══ Given data ══
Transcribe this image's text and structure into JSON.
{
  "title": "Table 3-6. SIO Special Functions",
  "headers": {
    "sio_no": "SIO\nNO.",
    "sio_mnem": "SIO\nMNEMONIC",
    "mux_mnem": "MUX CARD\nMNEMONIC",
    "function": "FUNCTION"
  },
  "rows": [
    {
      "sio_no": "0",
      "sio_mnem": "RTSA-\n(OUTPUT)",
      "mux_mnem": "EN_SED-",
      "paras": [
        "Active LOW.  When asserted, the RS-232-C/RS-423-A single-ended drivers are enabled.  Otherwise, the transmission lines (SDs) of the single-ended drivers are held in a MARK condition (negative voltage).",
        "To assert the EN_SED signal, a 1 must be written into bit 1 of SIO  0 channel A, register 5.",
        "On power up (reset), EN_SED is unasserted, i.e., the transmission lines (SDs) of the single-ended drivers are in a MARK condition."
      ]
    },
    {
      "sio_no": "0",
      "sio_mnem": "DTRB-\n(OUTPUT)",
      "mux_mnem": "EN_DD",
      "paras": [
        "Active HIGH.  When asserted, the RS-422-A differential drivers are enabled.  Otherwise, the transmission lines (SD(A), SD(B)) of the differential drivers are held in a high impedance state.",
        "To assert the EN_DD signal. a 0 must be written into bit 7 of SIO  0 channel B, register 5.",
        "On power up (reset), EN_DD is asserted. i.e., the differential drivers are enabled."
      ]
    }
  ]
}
═══
The request =>
Extract the full listing and reproduce each line exactly.

Correct response =>
Transcribe this image's text and structure into JSON.
{
  "title": "Table 3-6. SIO Special Functions",
  "headers": {
    "sio_no": "SIO\nNO.",
    "sio_mnem": "SIO\nMNEMONIC",
    "mux_mnem": "MUX CARD\nMNEMONIC",
    "function": "FUNCTION"
  },
  "rows": [
    {
      "sio_no": "0",
      "sio_mnem": "RTSA-\n(OUTPUT)",
      "mux_mnem": "EN_SED-",
      "paras": [
        "Active LOW.  When asserted, the RS-232-C/RS-423-A single-ended drivers are enabled.  Otherwise, the transmission lines (SDs) of the single-ended drivers are held in a MARK condition (negative voltage).",
        "To assert the EN_SED signal, a 1 must be written into bit 1 of SIO  0 channel A, register 5.",
        "On power up (reset), EN_SED is unasserted, i.e., the transmission lines (SDs) of the single-ended drivers are in a MARK condition."
      ]
    },
    {
      "sio_no": "0",
      "sio_mnem": "DTRB-\n(OUTPUT)",
      "mux_mnem": "EN_DD",
      "paras": [
        "Active HIGH.  When asserted, the RS-422-A differential drivers are enabled.  Otherwise, the transmission lines (SD(A), SD(B)) of the differential drivers are held in a high impedance state.",
        "To assert the EN_DD signal. a 0 must be written into bit 7 of SIO  0 channel B, register 5.",
        "On power up (reset), EN_DD is asserted. i.e., the differential drivers are enabled."
      ]
    }
  ]
}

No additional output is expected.